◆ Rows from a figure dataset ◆
•••••

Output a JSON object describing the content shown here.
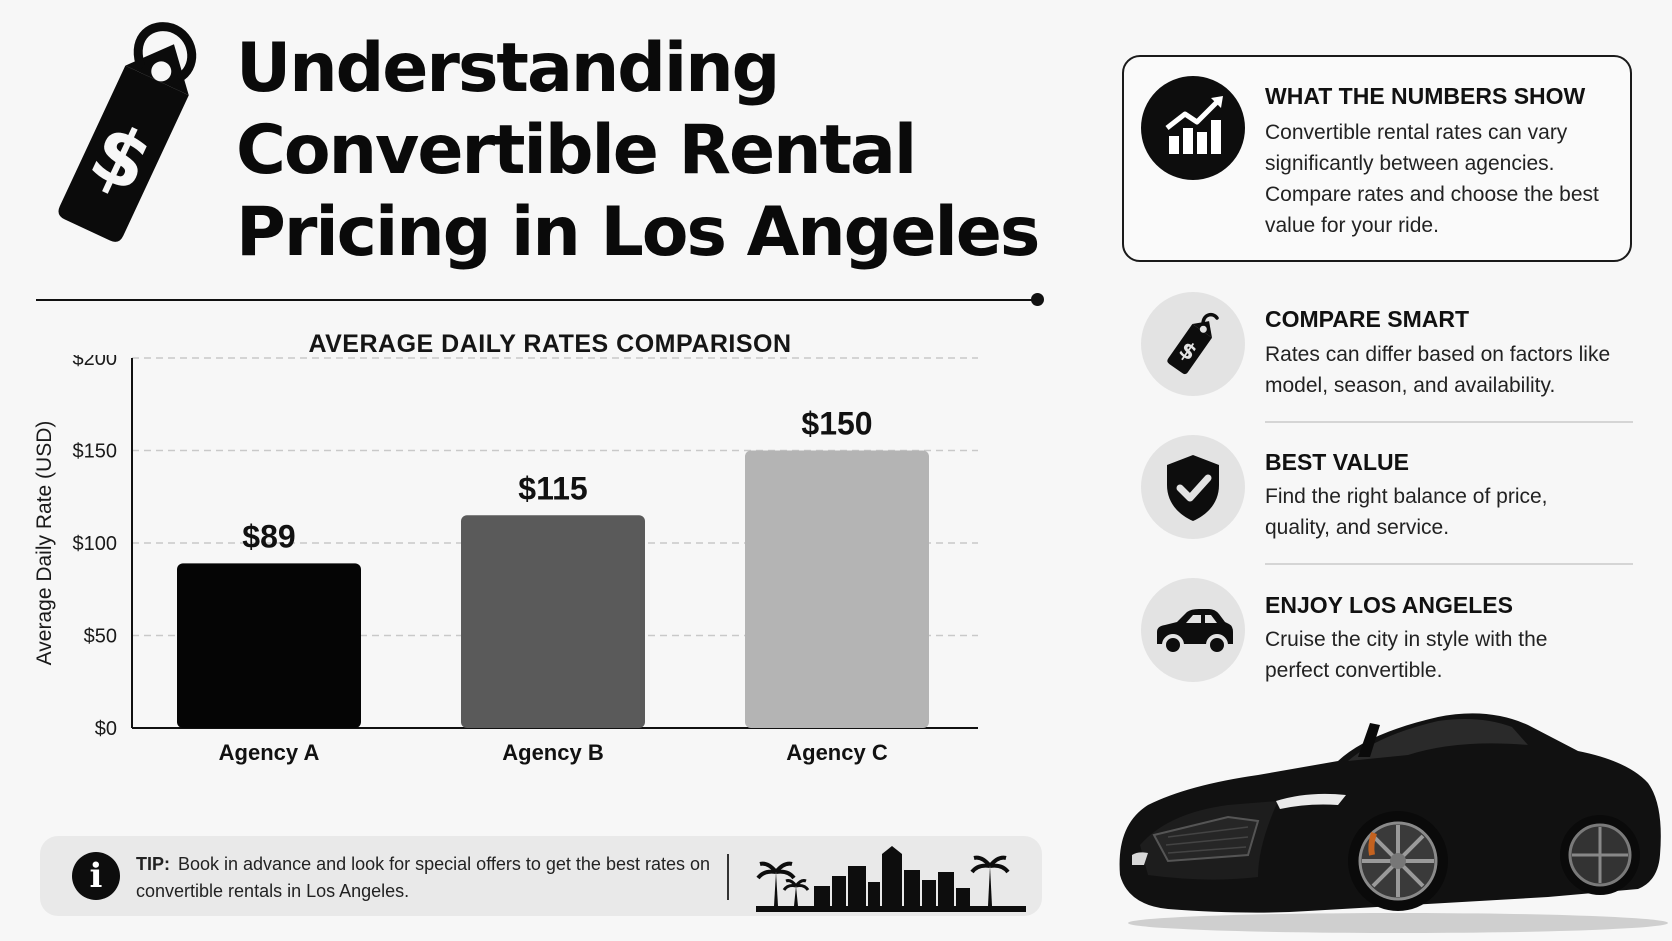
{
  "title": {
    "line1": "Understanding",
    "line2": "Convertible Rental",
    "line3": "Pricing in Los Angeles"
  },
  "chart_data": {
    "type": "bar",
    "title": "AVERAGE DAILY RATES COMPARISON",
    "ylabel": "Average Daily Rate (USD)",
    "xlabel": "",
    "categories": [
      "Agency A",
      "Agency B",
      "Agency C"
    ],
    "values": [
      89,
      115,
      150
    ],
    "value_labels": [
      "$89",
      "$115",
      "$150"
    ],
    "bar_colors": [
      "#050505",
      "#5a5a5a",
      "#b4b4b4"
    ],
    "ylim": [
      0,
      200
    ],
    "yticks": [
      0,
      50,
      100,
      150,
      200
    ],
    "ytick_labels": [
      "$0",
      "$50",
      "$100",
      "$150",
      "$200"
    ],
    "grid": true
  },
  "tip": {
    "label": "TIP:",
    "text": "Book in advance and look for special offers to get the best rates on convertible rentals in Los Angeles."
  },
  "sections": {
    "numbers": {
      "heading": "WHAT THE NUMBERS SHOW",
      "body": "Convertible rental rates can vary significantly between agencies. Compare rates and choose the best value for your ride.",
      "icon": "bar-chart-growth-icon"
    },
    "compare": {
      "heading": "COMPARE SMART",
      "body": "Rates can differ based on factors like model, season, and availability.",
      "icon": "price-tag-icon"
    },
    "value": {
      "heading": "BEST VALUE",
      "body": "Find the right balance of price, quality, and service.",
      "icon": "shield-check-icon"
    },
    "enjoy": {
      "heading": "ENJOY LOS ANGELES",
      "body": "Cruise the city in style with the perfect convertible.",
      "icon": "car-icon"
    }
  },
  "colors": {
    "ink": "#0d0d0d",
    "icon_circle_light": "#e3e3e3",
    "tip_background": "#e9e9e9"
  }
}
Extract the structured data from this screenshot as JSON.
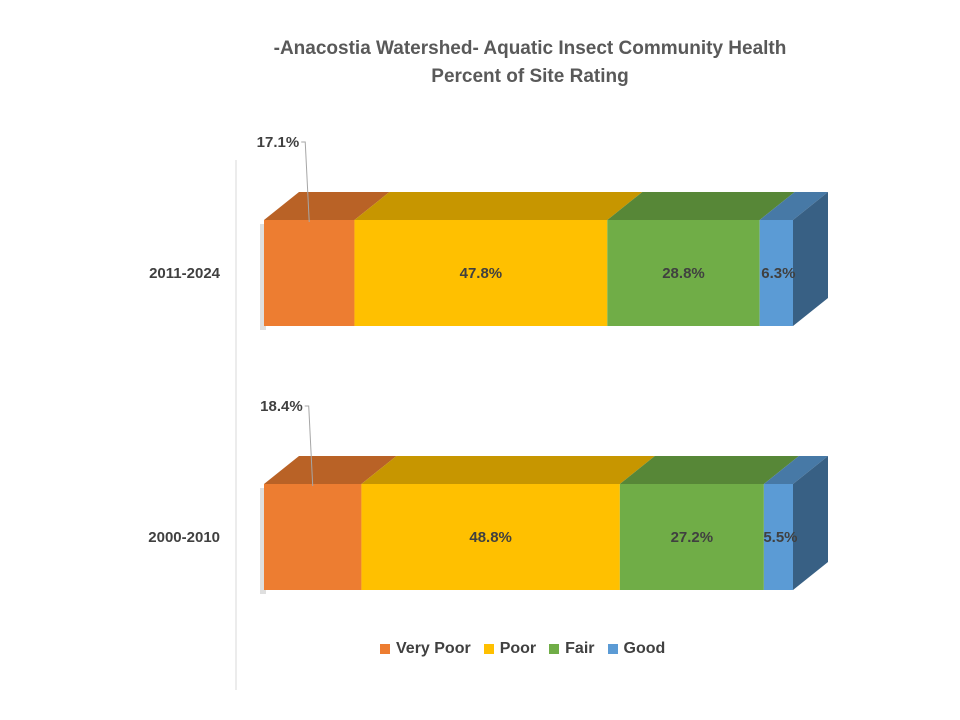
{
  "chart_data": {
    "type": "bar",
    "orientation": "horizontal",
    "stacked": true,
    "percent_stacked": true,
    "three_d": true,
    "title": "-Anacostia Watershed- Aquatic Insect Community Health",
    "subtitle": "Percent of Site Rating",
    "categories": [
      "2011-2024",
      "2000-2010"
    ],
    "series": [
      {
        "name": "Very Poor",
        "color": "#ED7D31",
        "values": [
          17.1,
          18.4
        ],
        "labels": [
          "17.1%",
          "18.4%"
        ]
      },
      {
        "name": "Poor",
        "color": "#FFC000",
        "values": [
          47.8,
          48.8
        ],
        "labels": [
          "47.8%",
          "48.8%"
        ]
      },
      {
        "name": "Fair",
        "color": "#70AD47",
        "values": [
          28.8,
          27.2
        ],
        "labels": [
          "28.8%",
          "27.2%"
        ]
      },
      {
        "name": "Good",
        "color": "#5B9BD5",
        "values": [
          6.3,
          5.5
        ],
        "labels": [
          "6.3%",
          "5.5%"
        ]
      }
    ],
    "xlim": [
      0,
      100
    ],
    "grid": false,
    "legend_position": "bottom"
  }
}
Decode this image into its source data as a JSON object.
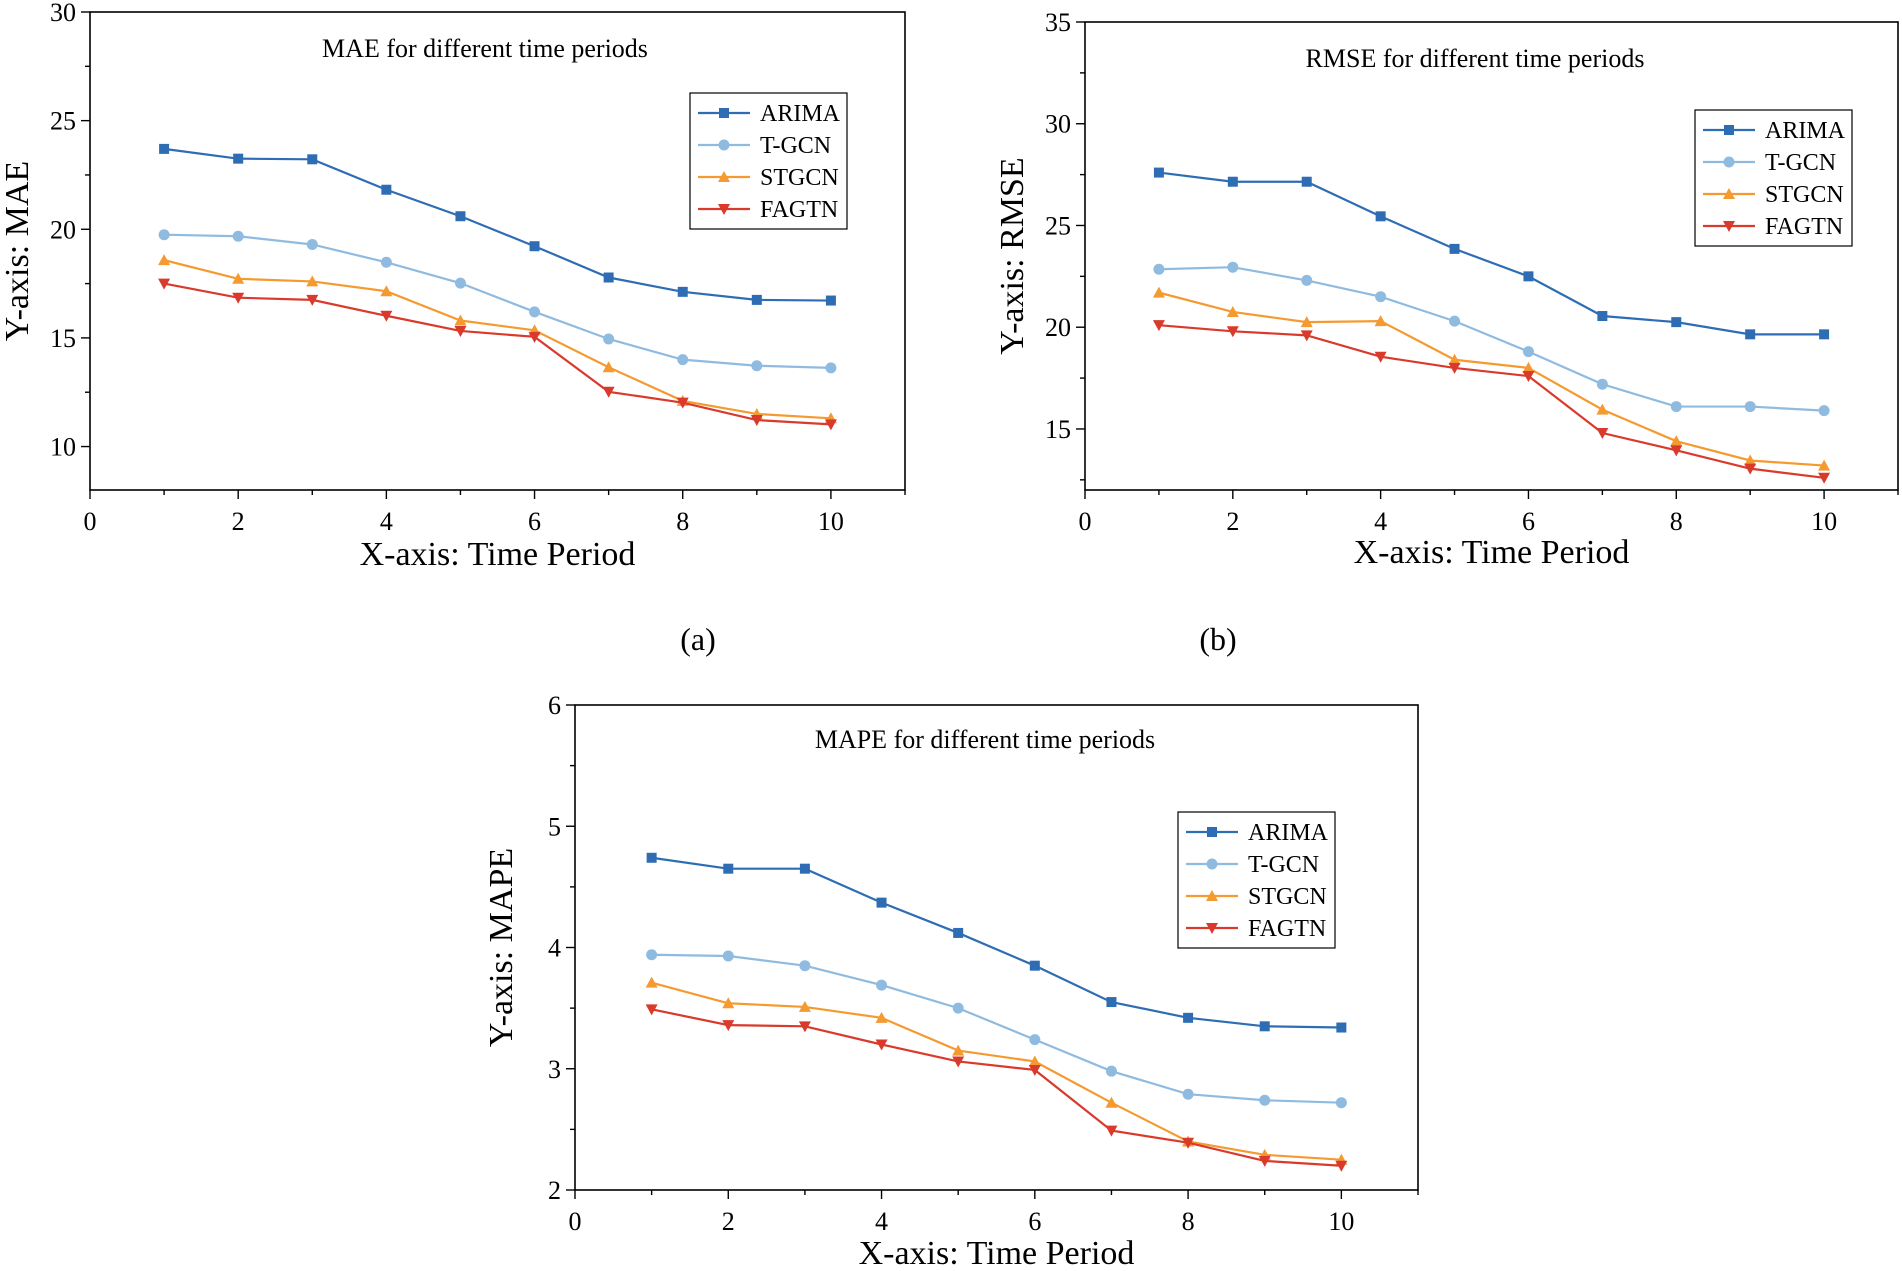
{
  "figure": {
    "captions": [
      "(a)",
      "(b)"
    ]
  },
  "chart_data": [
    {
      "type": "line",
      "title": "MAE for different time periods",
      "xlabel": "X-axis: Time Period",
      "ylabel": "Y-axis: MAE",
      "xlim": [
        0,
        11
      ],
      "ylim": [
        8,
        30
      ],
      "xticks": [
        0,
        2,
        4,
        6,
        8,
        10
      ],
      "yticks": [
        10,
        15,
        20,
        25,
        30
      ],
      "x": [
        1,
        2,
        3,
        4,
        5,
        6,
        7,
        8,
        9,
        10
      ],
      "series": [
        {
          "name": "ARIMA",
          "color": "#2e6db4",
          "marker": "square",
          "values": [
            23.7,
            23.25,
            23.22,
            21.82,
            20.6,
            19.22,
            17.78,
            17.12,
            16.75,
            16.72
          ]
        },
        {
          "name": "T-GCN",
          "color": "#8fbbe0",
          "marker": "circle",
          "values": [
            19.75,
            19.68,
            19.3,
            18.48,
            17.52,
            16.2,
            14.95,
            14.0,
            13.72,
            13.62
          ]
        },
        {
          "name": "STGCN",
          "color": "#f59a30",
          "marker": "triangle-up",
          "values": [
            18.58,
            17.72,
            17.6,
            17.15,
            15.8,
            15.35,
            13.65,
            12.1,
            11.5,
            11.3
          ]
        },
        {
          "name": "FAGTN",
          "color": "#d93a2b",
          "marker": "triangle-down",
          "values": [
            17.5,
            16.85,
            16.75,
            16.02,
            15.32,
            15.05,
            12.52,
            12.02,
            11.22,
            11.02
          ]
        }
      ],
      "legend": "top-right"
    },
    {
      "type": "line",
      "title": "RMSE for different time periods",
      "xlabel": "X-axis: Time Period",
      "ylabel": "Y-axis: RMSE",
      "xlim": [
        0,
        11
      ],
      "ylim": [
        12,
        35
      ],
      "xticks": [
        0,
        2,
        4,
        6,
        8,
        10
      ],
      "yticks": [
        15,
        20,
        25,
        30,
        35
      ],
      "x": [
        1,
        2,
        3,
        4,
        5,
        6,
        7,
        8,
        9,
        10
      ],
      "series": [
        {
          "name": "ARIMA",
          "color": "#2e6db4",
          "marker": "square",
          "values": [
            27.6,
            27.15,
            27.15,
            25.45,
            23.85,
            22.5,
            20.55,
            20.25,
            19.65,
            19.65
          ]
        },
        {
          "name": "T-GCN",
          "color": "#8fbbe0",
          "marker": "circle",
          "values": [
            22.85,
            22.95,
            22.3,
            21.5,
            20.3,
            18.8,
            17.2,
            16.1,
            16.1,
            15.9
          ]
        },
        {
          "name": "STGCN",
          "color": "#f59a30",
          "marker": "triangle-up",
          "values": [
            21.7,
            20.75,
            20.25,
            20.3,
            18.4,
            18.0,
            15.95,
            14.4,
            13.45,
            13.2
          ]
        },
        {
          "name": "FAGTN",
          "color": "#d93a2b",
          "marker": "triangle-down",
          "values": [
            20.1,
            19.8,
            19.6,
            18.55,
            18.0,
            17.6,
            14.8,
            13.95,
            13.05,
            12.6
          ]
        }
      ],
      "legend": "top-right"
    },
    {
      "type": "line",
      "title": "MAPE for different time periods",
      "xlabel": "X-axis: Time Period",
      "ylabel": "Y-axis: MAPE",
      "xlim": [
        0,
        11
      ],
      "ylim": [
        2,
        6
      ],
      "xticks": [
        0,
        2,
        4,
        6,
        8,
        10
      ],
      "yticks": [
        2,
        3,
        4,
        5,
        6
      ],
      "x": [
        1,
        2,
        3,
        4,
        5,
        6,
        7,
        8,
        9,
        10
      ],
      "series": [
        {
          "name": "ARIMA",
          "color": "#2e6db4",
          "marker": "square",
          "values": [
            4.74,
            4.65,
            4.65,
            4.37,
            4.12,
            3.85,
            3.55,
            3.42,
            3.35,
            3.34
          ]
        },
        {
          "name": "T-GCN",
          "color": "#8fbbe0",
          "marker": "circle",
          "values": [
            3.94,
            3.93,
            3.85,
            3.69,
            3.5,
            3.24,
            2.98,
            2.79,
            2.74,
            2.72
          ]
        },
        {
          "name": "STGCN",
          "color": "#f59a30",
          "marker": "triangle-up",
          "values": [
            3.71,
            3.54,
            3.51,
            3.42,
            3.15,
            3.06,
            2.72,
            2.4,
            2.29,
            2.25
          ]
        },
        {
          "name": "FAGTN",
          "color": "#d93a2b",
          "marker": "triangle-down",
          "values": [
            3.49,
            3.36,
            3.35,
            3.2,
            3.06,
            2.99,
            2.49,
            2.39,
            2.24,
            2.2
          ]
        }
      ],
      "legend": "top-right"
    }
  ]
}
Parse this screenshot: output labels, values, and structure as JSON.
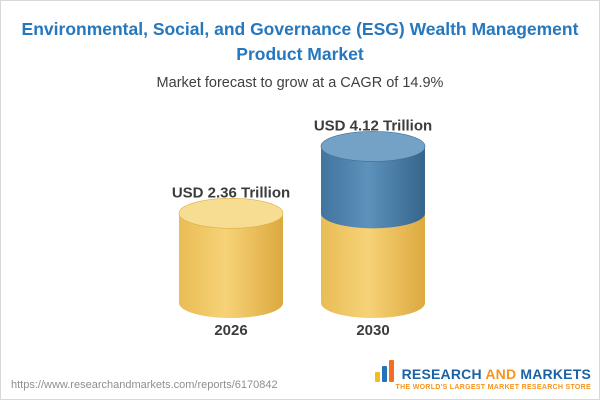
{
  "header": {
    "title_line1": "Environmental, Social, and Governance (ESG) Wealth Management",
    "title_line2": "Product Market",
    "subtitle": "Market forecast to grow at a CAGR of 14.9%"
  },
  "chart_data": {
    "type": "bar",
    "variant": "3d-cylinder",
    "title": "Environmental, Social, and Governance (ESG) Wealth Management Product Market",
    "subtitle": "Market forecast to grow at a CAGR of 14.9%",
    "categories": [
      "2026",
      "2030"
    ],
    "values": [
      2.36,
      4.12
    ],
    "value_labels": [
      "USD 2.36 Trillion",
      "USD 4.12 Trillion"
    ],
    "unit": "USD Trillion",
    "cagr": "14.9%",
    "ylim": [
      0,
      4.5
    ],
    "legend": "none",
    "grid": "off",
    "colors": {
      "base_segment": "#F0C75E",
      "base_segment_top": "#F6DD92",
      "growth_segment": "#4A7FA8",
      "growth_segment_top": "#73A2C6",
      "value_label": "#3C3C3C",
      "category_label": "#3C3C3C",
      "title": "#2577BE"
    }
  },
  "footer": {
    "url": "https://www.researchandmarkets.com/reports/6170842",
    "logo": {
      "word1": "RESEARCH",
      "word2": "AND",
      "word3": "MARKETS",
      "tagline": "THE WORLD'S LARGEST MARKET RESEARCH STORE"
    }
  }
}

•••••

Leave out the pictures, and extract exactly the lines from the one with "Parse this screenshot: output" through the end of the records, both ends included.

◆ RESULT ◆
Parse this screenshot: output labels, values, and structure as JSON.
{
  "header": {
    "title_line1": "Environmental, Social, and Governance (ESG) Wealth Management",
    "title_line2": "Product Market",
    "subtitle": "Market forecast to grow at a CAGR of 14.9%"
  },
  "chart_data": {
    "type": "bar",
    "variant": "3d-cylinder",
    "title": "Environmental, Social, and Governance (ESG) Wealth Management Product Market",
    "subtitle": "Market forecast to grow at a CAGR of 14.9%",
    "categories": [
      "2026",
      "2030"
    ],
    "values": [
      2.36,
      4.12
    ],
    "value_labels": [
      "USD 2.36 Trillion",
      "USD 4.12 Trillion"
    ],
    "unit": "USD Trillion",
    "cagr": "14.9%",
    "ylim": [
      0,
      4.5
    ],
    "legend": "none",
    "grid": "off",
    "colors": {
      "base_segment": "#F0C75E",
      "base_segment_top": "#F6DD92",
      "growth_segment": "#4A7FA8",
      "growth_segment_top": "#73A2C6",
      "value_label": "#3C3C3C",
      "category_label": "#3C3C3C",
      "title": "#2577BE"
    }
  },
  "footer": {
    "url": "https://www.researchandmarkets.com/reports/6170842",
    "logo": {
      "word1": "RESEARCH",
      "word2": "AND",
      "word3": "MARKETS",
      "tagline": "THE WORLD'S LARGEST MARKET RESEARCH STORE"
    }
  }
}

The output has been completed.